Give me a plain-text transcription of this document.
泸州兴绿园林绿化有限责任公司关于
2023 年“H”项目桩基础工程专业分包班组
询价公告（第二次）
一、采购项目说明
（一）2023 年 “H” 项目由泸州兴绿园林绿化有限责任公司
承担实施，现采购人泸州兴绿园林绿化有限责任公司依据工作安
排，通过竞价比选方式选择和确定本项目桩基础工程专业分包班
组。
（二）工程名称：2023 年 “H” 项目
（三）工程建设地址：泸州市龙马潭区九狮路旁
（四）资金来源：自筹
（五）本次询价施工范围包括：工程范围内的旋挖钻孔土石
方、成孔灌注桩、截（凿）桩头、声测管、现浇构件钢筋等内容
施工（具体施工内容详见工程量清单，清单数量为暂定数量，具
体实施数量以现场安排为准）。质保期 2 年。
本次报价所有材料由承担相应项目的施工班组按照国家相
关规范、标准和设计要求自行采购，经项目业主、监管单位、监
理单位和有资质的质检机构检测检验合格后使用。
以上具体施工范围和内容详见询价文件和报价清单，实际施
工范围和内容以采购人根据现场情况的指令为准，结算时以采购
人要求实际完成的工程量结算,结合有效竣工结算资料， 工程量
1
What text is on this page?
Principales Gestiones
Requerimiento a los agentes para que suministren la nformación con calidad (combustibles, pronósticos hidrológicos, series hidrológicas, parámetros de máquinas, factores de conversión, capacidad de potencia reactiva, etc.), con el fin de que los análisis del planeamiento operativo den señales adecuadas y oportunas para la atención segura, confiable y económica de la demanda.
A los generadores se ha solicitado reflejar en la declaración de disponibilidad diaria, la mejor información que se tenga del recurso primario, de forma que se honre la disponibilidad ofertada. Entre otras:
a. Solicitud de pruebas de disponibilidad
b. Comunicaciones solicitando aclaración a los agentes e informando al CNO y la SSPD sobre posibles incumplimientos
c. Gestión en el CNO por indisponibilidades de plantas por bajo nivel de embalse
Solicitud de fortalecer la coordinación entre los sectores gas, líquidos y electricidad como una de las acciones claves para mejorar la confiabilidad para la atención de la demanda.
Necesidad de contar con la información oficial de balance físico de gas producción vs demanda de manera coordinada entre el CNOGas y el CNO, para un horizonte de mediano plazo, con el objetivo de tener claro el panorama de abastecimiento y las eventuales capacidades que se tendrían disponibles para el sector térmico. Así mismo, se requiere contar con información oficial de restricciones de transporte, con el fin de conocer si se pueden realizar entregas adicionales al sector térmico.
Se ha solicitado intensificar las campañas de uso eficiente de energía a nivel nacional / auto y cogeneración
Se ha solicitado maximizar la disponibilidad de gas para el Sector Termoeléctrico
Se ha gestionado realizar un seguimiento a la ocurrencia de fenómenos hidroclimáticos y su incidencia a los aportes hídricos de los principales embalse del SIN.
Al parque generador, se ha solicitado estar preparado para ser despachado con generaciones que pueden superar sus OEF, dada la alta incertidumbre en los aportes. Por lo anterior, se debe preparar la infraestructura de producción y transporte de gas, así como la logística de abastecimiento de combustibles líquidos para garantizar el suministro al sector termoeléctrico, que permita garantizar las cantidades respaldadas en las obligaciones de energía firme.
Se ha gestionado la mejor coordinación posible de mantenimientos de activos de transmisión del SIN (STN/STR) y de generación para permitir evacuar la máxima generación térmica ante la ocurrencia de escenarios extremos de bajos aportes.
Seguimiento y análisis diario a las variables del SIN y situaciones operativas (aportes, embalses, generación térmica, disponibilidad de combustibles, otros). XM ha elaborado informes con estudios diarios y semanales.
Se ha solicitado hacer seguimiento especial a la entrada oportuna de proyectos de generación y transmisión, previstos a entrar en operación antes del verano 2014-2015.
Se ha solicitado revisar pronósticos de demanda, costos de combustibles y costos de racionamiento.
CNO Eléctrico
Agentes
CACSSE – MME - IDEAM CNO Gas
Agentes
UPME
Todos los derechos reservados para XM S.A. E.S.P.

### SET TASK
The string "nivel" may appear in lines of the listing above; tally those lines and give the number only.

### THE SOLUTION
2